[Stored data]
= = = =

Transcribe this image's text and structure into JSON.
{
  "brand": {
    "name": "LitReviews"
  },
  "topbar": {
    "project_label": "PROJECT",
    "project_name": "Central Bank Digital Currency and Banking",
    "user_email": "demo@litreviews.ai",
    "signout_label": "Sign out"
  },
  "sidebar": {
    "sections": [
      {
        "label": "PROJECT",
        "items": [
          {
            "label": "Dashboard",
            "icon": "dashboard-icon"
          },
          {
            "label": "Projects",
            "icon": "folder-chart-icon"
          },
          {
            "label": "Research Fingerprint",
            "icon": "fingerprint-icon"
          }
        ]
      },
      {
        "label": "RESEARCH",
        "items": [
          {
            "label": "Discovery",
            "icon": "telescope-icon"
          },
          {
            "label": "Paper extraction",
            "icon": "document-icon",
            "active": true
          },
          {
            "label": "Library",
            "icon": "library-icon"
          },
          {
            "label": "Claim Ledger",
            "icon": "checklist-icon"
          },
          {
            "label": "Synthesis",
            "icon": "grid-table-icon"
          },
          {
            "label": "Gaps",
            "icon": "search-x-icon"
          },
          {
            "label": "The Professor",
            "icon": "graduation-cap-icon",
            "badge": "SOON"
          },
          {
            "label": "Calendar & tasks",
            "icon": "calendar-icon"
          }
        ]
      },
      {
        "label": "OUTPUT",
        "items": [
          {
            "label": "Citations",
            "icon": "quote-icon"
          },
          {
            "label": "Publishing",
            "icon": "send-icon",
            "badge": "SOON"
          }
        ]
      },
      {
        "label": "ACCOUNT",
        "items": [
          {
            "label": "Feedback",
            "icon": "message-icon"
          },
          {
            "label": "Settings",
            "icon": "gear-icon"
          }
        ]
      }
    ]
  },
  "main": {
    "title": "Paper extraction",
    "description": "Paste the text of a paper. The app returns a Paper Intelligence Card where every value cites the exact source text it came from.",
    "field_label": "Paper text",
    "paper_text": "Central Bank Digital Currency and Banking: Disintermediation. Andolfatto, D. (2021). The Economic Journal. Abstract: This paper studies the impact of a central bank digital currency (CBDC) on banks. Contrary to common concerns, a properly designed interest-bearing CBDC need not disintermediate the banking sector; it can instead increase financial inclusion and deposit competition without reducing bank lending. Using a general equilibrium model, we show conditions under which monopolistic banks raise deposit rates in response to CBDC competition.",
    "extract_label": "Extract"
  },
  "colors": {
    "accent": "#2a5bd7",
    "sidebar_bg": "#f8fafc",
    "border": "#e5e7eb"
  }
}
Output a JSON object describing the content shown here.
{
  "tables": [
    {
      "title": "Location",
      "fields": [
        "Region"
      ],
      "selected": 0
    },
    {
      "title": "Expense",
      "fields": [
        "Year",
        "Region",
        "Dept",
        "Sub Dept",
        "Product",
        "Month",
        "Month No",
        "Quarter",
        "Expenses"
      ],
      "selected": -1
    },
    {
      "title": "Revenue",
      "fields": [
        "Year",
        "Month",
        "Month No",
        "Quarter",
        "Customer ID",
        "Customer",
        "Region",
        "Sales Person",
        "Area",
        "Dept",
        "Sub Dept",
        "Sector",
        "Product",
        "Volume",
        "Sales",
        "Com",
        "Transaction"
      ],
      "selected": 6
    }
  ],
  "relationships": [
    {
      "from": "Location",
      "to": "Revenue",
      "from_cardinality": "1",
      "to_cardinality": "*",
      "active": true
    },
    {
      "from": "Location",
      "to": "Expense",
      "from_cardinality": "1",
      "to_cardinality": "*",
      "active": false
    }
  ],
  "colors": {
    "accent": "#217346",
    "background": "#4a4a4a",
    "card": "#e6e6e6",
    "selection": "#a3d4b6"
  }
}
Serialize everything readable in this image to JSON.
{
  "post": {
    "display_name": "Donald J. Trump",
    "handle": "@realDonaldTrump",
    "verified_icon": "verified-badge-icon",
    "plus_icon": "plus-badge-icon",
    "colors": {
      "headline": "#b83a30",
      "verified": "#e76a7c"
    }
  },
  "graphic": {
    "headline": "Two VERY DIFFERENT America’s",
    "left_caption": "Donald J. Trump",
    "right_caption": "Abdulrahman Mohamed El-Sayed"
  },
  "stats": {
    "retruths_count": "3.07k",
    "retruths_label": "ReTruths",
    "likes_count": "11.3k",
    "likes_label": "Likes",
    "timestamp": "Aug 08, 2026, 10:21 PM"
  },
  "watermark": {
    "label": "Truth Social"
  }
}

= = = =

# WRITTEN INSTRUCTION
Determine how many lines of the records above contain the word "verified", and report only that number.

# THE SOLUTION
2